* [WORK TO DO]
**1)** According to the dgtreal help text, how does DGTREAL respond to complex-valued input signals?
**2)** Convert the records into a Markdown table with the columns Row and Line, starting at the first line of the records and continuing through the line containing "field-streak: [244, 314, 407, 321]". Leave out blank lines.

* [TEXT BLOCK]

☆ ☆ ☆ ☆ ☆

On s'appuiera sur la toolbox LTFAT pour toutes les transformees temps-frequence. En particulier, on utilisera les fonctions dgtreal} et idgtreal:

help dgtreal
help idgtreal
 DGTREAL  Discrete Gabor transform for real-valued signals
    Usage:  c=dgtreal(f,g,a,M);
            c=dgtreal(f,g,a,M,L);
            [c,Ls]=dgtreal(f,g,a,M);
            [c,Ls]=dgtreal(f,g,a,M,L);
 
    Input parameters:
          f     : Input data
          g     : Window function.
          a     : Length of time shift.
          M     : Number of modulations.
          L     : Length of transform to do.
    Output parameters:
          c     : M*N array of coefficients.
          Ls    : Length of input signal.
 
    DGTREAL(f,g,a,M) computes the Gabor coefficients (also known as a
    windowed Fourier transform) of the real-valued input signal f with
    respect to the real-valued window g and parameters a and M. The
    output is a vector/matrix in a rectangular layout.
 
    As opposed to DGT only the coefficients of the positive frequencies
    of the output are returned. DGTREAL will refuse to work for complex
    valued input signals.

☆ ☆ ☆ ☆ ☆

Source records
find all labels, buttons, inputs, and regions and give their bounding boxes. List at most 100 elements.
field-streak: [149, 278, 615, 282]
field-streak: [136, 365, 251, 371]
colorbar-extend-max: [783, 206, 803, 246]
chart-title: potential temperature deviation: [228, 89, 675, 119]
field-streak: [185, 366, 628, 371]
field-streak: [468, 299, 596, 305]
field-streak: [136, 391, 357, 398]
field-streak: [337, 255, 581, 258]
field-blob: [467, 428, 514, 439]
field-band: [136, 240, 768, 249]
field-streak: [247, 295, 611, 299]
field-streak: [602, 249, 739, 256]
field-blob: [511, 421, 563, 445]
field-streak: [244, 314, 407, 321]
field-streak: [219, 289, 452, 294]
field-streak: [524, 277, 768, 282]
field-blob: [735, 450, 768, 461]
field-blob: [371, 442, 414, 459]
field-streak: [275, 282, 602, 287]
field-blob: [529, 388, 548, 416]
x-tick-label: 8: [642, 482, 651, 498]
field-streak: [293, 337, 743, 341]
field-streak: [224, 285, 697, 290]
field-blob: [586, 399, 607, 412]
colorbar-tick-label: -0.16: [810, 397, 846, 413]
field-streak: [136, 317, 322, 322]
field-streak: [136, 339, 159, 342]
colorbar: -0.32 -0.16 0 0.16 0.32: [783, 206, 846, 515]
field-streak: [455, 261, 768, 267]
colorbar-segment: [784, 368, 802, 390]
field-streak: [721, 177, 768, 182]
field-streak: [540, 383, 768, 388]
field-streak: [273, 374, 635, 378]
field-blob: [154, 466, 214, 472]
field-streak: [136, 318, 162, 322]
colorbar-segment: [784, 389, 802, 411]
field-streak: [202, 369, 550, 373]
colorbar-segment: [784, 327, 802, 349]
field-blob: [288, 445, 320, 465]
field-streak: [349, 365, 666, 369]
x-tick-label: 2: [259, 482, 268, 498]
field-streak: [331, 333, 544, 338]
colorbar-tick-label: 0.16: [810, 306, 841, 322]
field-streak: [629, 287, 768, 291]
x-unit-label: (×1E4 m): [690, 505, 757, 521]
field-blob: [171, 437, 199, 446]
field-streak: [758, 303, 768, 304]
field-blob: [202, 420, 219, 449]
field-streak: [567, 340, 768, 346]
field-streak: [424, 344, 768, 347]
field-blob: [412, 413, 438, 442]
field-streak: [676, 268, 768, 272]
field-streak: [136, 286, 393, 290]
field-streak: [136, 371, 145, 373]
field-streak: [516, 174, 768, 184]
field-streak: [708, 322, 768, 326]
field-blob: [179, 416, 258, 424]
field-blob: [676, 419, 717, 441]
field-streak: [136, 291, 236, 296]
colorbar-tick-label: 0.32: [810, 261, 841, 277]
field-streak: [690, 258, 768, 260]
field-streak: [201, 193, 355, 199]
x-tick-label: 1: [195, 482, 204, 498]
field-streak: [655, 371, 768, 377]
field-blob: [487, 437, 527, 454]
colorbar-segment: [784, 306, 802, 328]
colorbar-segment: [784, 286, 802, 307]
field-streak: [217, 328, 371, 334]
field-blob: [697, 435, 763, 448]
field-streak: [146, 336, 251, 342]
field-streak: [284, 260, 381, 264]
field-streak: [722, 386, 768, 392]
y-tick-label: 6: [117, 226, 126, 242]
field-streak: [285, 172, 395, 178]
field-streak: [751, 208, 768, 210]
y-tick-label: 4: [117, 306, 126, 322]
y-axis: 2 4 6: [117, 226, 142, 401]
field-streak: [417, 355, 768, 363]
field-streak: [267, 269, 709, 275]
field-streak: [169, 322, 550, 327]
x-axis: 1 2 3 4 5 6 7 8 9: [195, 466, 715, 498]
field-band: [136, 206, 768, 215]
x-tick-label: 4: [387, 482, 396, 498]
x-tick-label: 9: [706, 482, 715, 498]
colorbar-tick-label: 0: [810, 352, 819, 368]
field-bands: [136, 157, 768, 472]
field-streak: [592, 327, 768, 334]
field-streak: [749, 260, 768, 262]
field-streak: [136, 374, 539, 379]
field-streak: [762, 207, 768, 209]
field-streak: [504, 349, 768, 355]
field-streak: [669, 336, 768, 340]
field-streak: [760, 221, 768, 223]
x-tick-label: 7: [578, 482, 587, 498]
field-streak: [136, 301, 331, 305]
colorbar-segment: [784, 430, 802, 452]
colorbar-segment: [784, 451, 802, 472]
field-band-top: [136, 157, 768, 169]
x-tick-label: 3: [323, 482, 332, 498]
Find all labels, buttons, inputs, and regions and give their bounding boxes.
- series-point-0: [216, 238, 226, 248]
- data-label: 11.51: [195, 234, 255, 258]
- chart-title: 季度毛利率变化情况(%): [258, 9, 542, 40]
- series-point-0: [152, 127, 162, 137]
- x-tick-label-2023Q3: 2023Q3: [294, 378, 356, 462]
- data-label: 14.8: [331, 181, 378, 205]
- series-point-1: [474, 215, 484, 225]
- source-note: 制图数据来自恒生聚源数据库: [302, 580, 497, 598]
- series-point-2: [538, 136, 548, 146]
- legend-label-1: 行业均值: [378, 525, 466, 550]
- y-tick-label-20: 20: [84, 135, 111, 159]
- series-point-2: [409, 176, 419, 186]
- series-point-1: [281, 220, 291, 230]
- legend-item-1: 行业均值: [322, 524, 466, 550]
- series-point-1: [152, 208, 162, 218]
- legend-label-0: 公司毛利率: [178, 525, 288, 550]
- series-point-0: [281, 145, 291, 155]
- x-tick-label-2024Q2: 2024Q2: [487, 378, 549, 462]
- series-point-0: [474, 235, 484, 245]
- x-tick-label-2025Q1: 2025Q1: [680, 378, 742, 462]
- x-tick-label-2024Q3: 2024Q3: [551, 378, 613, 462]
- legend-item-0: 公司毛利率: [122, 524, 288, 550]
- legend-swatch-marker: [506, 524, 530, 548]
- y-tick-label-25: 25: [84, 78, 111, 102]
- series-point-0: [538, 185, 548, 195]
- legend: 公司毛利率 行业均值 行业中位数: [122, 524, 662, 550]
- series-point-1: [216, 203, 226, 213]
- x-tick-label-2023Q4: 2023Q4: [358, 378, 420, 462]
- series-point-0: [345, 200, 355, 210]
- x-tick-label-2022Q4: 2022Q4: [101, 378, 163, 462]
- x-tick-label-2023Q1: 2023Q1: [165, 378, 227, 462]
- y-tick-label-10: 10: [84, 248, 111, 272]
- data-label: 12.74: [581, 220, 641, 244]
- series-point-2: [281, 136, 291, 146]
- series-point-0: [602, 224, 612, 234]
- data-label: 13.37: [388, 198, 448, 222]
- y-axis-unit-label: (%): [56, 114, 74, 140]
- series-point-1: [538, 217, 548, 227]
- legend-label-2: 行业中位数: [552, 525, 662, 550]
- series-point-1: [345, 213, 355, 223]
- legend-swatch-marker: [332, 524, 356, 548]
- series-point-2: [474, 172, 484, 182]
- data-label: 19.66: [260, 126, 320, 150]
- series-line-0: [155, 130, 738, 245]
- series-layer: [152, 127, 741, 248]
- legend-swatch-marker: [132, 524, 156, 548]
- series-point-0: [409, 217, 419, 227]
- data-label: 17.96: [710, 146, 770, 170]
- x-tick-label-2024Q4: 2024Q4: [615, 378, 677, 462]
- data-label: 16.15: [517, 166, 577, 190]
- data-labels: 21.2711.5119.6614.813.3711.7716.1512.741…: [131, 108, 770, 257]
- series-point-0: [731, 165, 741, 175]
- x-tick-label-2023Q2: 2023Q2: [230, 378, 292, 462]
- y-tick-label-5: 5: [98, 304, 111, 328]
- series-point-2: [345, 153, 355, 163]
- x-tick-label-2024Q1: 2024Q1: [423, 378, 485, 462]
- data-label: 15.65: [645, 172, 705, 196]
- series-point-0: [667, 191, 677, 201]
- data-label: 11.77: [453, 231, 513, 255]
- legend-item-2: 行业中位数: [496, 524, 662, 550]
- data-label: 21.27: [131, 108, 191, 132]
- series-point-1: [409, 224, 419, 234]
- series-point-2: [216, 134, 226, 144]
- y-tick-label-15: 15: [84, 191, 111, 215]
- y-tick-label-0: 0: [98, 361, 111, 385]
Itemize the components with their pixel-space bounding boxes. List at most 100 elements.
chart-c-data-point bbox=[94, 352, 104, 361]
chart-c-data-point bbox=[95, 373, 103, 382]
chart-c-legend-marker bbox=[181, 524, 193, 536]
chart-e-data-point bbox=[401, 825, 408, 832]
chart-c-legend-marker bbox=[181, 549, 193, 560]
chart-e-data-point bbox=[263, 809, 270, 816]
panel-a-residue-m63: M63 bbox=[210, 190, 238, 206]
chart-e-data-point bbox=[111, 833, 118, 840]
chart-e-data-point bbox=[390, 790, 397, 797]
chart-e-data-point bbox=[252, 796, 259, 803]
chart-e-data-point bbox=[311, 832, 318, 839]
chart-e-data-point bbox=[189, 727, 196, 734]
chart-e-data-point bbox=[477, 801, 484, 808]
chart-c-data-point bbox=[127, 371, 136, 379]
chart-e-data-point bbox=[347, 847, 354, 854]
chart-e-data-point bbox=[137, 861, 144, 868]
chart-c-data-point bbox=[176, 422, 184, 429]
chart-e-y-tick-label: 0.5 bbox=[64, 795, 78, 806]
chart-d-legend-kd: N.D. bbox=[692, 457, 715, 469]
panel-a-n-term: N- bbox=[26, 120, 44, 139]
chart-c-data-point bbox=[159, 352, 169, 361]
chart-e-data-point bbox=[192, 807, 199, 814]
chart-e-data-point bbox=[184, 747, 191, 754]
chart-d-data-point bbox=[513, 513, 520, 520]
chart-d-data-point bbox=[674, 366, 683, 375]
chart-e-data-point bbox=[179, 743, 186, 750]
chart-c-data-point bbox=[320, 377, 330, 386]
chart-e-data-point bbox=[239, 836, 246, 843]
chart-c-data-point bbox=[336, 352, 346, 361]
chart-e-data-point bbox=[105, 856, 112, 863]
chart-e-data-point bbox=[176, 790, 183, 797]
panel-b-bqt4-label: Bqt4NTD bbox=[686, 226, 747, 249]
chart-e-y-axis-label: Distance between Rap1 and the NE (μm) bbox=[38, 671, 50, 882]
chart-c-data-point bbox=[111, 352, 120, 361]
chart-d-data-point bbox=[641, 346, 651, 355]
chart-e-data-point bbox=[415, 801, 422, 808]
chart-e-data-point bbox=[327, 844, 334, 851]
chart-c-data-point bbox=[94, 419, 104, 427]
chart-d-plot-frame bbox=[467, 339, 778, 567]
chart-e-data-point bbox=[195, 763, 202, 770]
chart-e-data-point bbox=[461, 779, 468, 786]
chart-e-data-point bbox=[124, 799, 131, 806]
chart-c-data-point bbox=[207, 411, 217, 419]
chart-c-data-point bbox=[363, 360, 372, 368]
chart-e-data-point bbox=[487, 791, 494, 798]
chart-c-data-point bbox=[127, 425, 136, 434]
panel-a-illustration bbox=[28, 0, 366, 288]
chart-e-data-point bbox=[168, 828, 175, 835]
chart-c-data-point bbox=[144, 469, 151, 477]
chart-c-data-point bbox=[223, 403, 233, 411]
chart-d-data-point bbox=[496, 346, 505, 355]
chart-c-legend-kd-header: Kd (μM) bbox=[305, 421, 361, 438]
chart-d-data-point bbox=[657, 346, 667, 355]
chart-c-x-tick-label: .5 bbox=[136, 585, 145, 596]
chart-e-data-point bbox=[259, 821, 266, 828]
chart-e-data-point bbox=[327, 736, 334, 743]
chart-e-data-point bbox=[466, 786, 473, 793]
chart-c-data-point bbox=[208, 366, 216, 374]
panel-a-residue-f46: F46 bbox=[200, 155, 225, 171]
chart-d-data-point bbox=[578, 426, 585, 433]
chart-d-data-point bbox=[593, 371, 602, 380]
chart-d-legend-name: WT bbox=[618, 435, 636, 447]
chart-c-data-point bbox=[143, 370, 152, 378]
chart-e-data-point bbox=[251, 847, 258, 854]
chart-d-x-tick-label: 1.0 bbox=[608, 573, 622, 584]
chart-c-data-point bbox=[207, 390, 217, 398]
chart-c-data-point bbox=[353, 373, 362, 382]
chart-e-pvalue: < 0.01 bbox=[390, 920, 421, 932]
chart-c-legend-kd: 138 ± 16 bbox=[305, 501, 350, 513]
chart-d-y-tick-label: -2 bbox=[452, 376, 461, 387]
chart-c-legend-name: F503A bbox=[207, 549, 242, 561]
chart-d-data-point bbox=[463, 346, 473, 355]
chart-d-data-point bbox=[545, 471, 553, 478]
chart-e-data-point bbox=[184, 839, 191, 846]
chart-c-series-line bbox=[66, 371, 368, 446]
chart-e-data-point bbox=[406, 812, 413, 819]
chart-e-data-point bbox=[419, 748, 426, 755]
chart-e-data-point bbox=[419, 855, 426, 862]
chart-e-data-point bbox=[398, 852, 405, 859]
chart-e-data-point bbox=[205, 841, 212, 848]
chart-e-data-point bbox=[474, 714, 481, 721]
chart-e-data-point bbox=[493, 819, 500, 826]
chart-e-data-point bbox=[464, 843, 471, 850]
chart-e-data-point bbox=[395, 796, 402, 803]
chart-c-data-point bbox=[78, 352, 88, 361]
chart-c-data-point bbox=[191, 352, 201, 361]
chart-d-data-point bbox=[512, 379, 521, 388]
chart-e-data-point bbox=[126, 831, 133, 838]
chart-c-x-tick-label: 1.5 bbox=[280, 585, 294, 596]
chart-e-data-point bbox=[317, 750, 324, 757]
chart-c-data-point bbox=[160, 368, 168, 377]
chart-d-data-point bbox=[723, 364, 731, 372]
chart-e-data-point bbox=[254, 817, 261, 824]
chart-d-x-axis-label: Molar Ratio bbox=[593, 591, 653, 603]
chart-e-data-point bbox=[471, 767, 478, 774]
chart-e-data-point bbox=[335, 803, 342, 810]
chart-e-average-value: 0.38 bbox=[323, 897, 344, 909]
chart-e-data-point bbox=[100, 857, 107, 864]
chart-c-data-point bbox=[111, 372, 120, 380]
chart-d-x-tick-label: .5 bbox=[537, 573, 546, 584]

☆ ☆ ☆ ☆ ☆

* [TASK-BY-TASK ANSWERS]
**1)** It refuses to work for them.

**2)**
| Row | Line |
|---|---|
| 1 | find all labels, buttons, inputs, and regions and give their bounding boxes. List at most 100 elements. |
| 2 | field-streak: [149, 278, 615, 282] |
| 3 | field-streak: [136, 365, 251, 371] |
| 4 | colorbar-extend-max: [783, 206, 803, 246] |
| 5 | chart-title: potential temperature deviation: [228, 89, 675, 119] |
| 6 | field-streak: [185, 366, 628, 371] |
| 7 | field-streak: [468, 299, 596, 305] |
| 8 | field-streak: [136, 391, 357, 398] |
| 9 | field-streak: [337, 255, 581, 258] |
| 10 | field-blob: [467, 428, 514, 439] |
| 11 | field-band: [136, 240, 768, 249] |
| 12 | field-streak: [247, 295, 611, 299] |
| 13 | field-streak: [602, 249, 739, 256] |
| 14 | field-blob: [511, 421, 563, 445] |
| 15 | field-streak: [244, 314, 407, 321] |